Check each line of the records below and collect those holding "bestaat".

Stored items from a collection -

☆ ☆ ☆ ☆

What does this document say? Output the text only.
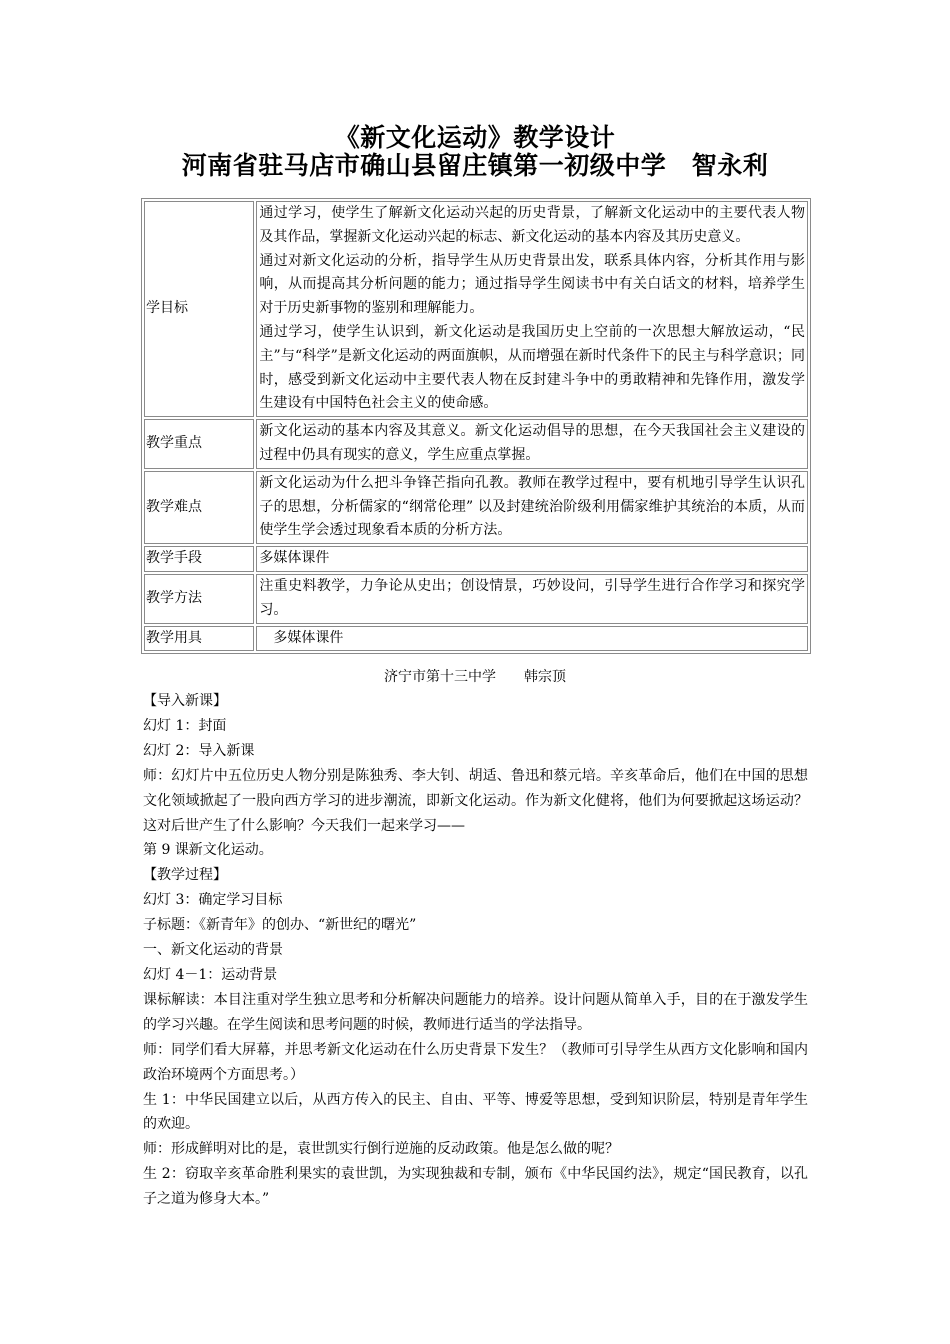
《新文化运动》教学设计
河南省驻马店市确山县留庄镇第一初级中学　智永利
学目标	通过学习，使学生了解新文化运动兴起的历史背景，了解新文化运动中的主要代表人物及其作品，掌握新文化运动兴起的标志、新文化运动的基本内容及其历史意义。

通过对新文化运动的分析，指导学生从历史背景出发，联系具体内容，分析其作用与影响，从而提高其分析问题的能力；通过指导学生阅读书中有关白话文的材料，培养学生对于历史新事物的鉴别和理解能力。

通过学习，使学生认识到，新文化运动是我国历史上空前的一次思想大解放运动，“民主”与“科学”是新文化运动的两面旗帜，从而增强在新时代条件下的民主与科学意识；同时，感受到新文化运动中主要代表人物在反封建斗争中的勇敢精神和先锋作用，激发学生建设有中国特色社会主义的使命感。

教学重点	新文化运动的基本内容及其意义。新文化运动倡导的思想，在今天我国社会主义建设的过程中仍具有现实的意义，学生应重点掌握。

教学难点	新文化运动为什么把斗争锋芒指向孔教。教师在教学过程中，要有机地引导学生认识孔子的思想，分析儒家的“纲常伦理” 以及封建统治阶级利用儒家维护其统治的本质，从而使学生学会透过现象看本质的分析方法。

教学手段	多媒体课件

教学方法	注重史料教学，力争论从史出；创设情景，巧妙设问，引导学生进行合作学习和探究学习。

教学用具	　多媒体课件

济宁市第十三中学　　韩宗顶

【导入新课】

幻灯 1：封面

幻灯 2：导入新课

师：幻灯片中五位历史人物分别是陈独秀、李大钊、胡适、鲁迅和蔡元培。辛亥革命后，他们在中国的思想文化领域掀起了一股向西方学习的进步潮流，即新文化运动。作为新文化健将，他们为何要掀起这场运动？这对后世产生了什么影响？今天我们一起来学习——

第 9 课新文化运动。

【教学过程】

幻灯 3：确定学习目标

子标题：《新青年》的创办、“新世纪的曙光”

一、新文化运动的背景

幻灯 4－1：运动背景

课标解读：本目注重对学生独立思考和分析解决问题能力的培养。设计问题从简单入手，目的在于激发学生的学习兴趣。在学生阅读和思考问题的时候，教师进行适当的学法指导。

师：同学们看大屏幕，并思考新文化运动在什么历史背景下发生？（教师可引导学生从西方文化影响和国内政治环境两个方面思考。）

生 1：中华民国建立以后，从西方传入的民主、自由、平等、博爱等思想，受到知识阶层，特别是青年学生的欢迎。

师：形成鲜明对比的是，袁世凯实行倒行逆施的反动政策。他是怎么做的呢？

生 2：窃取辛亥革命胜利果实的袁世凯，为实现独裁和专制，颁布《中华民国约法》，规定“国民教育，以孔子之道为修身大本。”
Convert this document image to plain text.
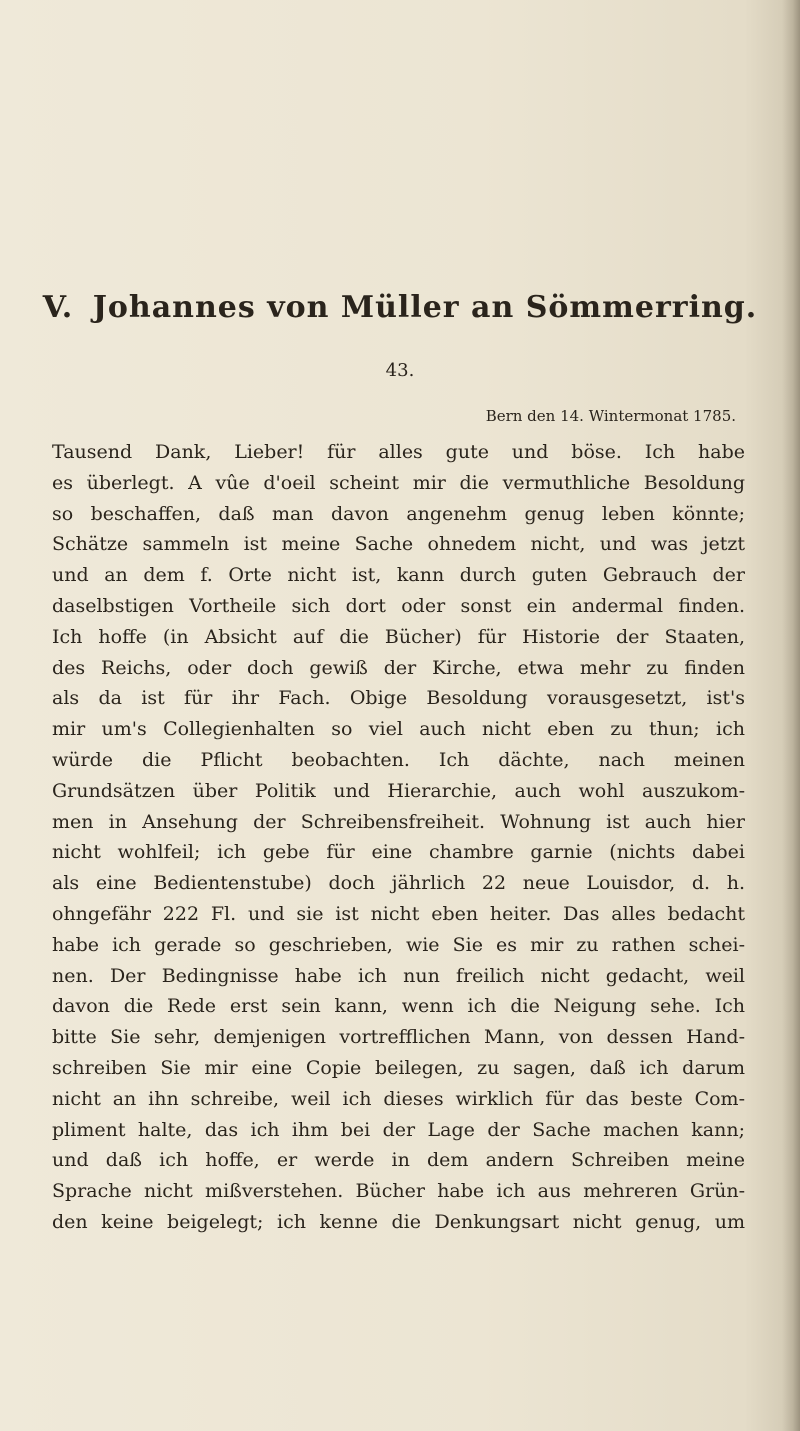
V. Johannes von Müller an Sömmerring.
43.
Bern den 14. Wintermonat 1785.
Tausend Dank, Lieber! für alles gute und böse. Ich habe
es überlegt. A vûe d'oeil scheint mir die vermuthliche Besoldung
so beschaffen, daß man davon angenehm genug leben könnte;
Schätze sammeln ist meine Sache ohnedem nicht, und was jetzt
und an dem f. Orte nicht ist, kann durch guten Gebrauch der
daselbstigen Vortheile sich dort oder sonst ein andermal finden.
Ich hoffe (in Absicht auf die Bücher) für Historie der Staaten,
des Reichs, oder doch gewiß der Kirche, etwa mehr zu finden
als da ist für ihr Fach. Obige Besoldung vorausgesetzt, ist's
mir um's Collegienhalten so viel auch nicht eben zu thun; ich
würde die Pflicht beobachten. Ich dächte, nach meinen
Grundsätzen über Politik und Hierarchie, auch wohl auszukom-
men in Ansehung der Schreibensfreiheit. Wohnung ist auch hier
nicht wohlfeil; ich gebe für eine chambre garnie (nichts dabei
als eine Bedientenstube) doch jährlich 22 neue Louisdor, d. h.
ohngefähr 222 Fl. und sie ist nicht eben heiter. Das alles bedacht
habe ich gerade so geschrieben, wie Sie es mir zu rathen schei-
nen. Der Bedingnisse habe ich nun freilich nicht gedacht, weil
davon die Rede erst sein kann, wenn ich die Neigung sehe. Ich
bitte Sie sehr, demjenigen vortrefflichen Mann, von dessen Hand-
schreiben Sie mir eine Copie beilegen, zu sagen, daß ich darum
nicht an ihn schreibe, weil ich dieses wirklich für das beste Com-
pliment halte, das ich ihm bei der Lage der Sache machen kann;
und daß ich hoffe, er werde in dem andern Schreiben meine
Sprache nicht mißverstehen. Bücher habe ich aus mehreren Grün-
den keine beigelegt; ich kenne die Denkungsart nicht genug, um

☆ ☆ ☆ ☆

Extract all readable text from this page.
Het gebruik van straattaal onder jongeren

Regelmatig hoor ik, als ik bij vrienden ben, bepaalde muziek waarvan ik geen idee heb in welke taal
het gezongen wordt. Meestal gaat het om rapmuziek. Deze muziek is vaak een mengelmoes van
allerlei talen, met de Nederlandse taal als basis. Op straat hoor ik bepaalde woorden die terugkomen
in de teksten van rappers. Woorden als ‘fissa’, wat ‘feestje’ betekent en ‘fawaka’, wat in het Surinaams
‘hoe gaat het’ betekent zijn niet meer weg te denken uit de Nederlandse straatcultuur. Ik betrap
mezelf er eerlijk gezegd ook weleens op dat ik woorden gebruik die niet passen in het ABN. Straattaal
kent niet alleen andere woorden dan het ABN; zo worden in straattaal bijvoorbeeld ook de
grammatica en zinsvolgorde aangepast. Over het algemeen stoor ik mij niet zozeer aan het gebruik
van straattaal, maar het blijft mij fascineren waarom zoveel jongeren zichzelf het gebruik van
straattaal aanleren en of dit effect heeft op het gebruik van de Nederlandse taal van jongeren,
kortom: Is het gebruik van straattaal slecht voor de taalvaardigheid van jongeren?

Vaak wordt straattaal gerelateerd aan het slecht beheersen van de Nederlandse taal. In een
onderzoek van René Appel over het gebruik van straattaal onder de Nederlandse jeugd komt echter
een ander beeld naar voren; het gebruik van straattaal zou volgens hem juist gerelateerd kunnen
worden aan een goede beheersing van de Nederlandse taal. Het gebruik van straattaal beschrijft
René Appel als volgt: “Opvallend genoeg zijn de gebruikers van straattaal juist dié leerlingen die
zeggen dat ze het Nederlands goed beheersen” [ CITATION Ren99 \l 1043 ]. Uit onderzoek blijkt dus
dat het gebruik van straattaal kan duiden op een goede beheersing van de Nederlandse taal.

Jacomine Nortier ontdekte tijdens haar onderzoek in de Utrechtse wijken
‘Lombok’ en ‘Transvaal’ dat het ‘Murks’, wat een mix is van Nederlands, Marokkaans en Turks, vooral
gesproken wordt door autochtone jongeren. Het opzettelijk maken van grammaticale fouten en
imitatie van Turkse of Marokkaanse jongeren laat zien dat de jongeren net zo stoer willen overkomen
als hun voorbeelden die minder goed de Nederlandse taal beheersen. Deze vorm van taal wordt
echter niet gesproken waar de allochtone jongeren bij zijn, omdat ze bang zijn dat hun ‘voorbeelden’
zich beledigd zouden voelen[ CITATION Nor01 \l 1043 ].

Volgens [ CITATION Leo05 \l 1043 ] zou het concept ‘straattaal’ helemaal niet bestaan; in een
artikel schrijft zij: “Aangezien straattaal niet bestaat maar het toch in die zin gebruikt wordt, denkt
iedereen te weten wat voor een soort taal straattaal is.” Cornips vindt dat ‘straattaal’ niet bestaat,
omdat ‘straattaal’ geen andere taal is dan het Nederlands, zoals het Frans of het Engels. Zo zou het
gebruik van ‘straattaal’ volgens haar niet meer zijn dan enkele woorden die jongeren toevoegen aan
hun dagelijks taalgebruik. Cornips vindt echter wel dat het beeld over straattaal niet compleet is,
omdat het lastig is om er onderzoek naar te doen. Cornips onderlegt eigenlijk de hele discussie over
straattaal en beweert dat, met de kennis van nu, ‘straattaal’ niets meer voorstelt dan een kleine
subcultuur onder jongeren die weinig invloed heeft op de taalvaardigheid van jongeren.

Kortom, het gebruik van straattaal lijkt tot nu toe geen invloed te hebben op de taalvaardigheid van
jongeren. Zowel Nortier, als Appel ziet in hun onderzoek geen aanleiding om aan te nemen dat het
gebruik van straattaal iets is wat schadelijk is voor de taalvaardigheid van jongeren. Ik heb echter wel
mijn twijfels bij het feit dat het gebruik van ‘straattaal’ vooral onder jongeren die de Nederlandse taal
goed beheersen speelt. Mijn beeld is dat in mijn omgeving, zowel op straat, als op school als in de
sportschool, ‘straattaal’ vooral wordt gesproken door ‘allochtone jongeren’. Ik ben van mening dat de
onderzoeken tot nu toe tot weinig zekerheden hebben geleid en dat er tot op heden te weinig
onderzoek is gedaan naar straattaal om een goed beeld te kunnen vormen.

☆ ☆ ☆ ☆

TASK RESULT -
artikel schrijft zij: “Aangezien straattaal niet bestaat maar het toch in die zin gebruikt wordt, denkt
iedereen te weten wat voor een soort taal straattaal is.” Cornips vindt dat ‘straattaal’ niet bestaat,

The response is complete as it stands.